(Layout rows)
------------------------------------
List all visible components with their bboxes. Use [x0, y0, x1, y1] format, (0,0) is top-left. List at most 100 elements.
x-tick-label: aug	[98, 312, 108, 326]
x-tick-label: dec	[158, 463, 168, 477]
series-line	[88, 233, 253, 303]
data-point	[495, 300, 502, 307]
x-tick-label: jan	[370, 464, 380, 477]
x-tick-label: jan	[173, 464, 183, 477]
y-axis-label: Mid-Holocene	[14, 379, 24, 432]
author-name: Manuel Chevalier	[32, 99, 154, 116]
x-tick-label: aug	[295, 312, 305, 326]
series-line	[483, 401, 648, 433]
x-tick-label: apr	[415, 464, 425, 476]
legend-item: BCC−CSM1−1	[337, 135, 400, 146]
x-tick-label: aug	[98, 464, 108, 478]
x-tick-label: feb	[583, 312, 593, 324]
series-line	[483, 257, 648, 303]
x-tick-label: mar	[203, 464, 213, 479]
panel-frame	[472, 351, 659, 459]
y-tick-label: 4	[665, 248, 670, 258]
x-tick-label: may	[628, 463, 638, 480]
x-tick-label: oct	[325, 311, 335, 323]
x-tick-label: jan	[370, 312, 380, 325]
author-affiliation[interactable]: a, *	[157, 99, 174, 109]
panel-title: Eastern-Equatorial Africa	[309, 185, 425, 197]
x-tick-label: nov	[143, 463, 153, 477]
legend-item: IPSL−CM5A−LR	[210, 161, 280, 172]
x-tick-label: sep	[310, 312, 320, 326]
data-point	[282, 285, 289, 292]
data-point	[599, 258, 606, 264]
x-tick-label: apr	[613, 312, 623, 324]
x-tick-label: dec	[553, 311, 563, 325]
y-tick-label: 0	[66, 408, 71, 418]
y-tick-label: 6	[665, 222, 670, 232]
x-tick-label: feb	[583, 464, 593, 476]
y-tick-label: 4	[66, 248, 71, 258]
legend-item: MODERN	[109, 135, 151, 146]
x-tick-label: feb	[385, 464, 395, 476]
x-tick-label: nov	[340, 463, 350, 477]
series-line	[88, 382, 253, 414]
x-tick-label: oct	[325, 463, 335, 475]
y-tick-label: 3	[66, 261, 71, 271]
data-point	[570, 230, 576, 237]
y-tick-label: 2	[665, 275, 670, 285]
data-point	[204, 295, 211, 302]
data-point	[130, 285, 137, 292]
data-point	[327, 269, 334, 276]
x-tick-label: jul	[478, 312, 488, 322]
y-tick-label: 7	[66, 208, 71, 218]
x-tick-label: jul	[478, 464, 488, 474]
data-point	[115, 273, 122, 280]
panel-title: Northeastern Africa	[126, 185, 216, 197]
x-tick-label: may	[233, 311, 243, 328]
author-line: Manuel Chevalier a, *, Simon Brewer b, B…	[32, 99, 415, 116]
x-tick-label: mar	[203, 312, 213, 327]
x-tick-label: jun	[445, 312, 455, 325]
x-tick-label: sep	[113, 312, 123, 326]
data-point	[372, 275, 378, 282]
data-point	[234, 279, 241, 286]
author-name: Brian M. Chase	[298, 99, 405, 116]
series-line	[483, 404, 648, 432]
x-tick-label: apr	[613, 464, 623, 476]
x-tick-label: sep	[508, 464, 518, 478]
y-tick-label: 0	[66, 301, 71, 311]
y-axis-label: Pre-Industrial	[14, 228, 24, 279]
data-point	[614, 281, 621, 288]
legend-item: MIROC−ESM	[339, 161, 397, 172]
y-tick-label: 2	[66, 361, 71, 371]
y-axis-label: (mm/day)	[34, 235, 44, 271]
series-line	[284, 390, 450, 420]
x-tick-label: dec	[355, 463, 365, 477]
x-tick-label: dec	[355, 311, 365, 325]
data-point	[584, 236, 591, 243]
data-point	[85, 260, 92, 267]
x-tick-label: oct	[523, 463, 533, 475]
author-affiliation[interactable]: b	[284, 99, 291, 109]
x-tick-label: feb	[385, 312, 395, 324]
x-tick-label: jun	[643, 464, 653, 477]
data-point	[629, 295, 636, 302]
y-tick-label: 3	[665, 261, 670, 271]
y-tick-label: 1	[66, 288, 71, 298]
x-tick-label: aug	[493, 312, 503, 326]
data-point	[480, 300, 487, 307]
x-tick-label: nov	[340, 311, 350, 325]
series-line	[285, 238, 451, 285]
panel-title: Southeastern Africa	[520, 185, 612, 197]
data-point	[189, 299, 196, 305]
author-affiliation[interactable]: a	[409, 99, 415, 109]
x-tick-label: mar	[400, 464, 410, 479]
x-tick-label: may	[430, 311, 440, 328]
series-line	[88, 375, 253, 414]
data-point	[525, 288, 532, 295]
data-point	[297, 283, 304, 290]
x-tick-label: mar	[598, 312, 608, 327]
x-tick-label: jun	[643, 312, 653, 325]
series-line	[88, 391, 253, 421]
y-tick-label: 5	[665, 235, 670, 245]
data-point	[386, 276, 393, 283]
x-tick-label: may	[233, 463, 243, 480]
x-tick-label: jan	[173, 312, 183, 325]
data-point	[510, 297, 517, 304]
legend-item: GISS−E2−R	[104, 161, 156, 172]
------------------------------------
**WHAT NEEDS TO BE DONE**
From the rows above, extract each one whose line contains the string "item", and give them as one row per line.

**RESPONSE TO THE TASK**
legend-item: BCC−CSM1−1	[337, 135, 400, 146]
legend-item: IPSL−CM5A−LR	[210, 161, 280, 172]
legend-item: MODERN	[109, 135, 151, 146]
legend-item: MIROC−ESM	[339, 161, 397, 172]
legend-item: GISS−E2−R	[104, 161, 156, 172]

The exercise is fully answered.